* REQUEST
Show every line in the entries below where the word "name" appears.

Some records:
_ _ _
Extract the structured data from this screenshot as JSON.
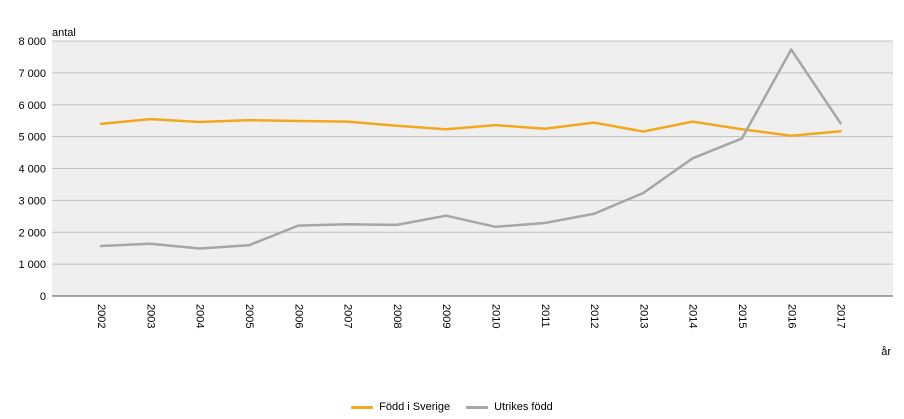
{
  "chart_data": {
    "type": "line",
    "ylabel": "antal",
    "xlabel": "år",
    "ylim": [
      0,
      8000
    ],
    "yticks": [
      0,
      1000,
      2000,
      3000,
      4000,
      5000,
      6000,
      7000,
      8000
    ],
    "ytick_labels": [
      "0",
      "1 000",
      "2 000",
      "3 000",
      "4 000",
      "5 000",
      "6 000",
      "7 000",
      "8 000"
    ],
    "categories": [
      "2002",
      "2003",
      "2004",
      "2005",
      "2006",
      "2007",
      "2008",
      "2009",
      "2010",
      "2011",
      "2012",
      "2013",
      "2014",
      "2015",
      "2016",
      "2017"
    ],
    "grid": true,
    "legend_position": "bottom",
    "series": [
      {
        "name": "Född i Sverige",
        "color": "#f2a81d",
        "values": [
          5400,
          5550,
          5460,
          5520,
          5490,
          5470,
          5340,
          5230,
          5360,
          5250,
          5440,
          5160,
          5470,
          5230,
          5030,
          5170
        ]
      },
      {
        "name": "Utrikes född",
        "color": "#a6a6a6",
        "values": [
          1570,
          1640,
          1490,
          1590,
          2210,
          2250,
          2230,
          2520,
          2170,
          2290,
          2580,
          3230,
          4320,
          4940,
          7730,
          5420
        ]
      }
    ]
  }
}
_ _ _
* EXPECTED OUTPUT
        "name": "Född i Sverige",
        "name": "Utrikes född",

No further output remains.